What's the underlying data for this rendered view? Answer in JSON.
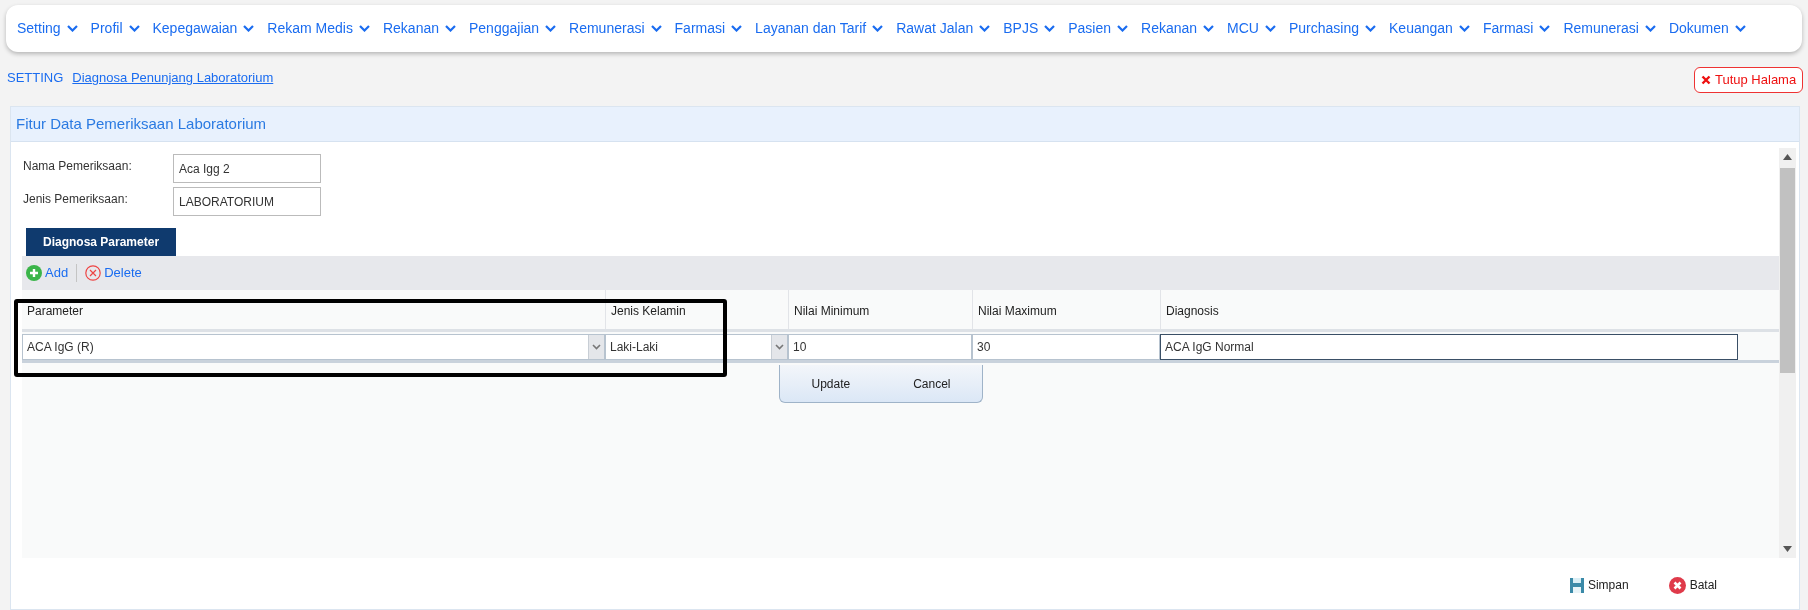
{
  "nav": [
    {
      "label": "Setting"
    },
    {
      "label": "Profil"
    },
    {
      "label": "Kepegawaian"
    },
    {
      "label": "Rekam Medis"
    },
    {
      "label": "Rekanan"
    },
    {
      "label": "Penggajian"
    },
    {
      "label": "Remunerasi"
    },
    {
      "label": "Farmasi"
    },
    {
      "label": "Layanan dan Tarif"
    },
    {
      "label": "Rawat Jalan"
    },
    {
      "label": "BPJS"
    },
    {
      "label": "Pasien"
    },
    {
      "label": "Rekanan"
    },
    {
      "label": "MCU"
    },
    {
      "label": "Purchasing"
    },
    {
      "label": "Keuangan"
    },
    {
      "label": "Farmasi"
    },
    {
      "label": "Remunerasi"
    },
    {
      "label": "Dokumen"
    }
  ],
  "breadcrumb": {
    "section": "SETTING",
    "page": "Diagnosa Penunjang Laboratorium"
  },
  "close_button": "Tutup Halama",
  "panel": {
    "title": "Fitur Data Pemeriksaan Laboratorium",
    "fields": [
      {
        "label": "Nama Pemeriksaan:",
        "value": "Aca Igg 2"
      },
      {
        "label": "Jenis Pemeriksaan:",
        "value": "LABORATORIUM"
      }
    ],
    "tabs": [
      {
        "label": "Diagnosa Parameter",
        "selected": true
      }
    ],
    "toolbar": [
      {
        "kind": "add",
        "label": "Add"
      },
      {
        "kind": "delete",
        "label": "Delete"
      }
    ],
    "columns": [
      "Parameter",
      "Jenis Kelamin",
      "Nilai Minimum",
      "Nilai Maximum",
      "Diagnosis"
    ],
    "edit_row": [
      {
        "kind": "select",
        "value": "ACA IgG (R)",
        "focused": false
      },
      {
        "kind": "select",
        "value": "Laki-Laki",
        "focused": false
      },
      {
        "kind": "input",
        "value": "10",
        "focused": false
      },
      {
        "kind": "input",
        "value": "30",
        "focused": false
      },
      {
        "kind": "input",
        "value": "ACA IgG Normal",
        "focused": true
      }
    ],
    "row_buttons": [
      "Update",
      "Cancel"
    ],
    "footer": [
      {
        "kind": "save",
        "label": "Simpan"
      },
      {
        "kind": "cancel",
        "label": "Batal"
      }
    ]
  }
}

▶ [What is required] Print each record exactly as it stands, leaving the images out.

▶ [Exercise answer]
What's the underlying data for this rendered view? Answer in JSON.
{
  "nav": [
    {
      "label": "Setting"
    },
    {
      "label": "Profil"
    },
    {
      "label": "Kepegawaian"
    },
    {
      "label": "Rekam Medis"
    },
    {
      "label": "Rekanan"
    },
    {
      "label": "Penggajian"
    },
    {
      "label": "Remunerasi"
    },
    {
      "label": "Farmasi"
    },
    {
      "label": "Layanan dan Tarif"
    },
    {
      "label": "Rawat Jalan"
    },
    {
      "label": "BPJS"
    },
    {
      "label": "Pasien"
    },
    {
      "label": "Rekanan"
    },
    {
      "label": "MCU"
    },
    {
      "label": "Purchasing"
    },
    {
      "label": "Keuangan"
    },
    {
      "label": "Farmasi"
    },
    {
      "label": "Remunerasi"
    },
    {
      "label": "Dokumen"
    }
  ],
  "breadcrumb": {
    "section": "SETTING",
    "page": "Diagnosa Penunjang Laboratorium"
  },
  "close_button": "Tutup Halama",
  "panel": {
    "title": "Fitur Data Pemeriksaan Laboratorium",
    "fields": [
      {
        "label": "Nama Pemeriksaan:",
        "value": "Aca Igg 2"
      },
      {
        "label": "Jenis Pemeriksaan:",
        "value": "LABORATORIUM"
      }
    ],
    "tabs": [
      {
        "label": "Diagnosa Parameter",
        "selected": true
      }
    ],
    "toolbar": [
      {
        "kind": "add",
        "label": "Add"
      },
      {
        "kind": "delete",
        "label": "Delete"
      }
    ],
    "columns": [
      "Parameter",
      "Jenis Kelamin",
      "Nilai Minimum",
      "Nilai Maximum",
      "Diagnosis"
    ],
    "edit_row": [
      {
        "kind": "select",
        "value": "ACA IgG (R)",
        "focused": false
      },
      {
        "kind": "select",
        "value": "Laki-Laki",
        "focused": false
      },
      {
        "kind": "input",
        "value": "10",
        "focused": false
      },
      {
        "kind": "input",
        "value": "30",
        "focused": false
      },
      {
        "kind": "input",
        "value": "ACA IgG Normal",
        "focused": true
      }
    ],
    "row_buttons": [
      "Update",
      "Cancel"
    ],
    "footer": [
      {
        "kind": "save",
        "label": "Simpan"
      },
      {
        "kind": "cancel",
        "label": "Batal"
      }
    ]
  }
}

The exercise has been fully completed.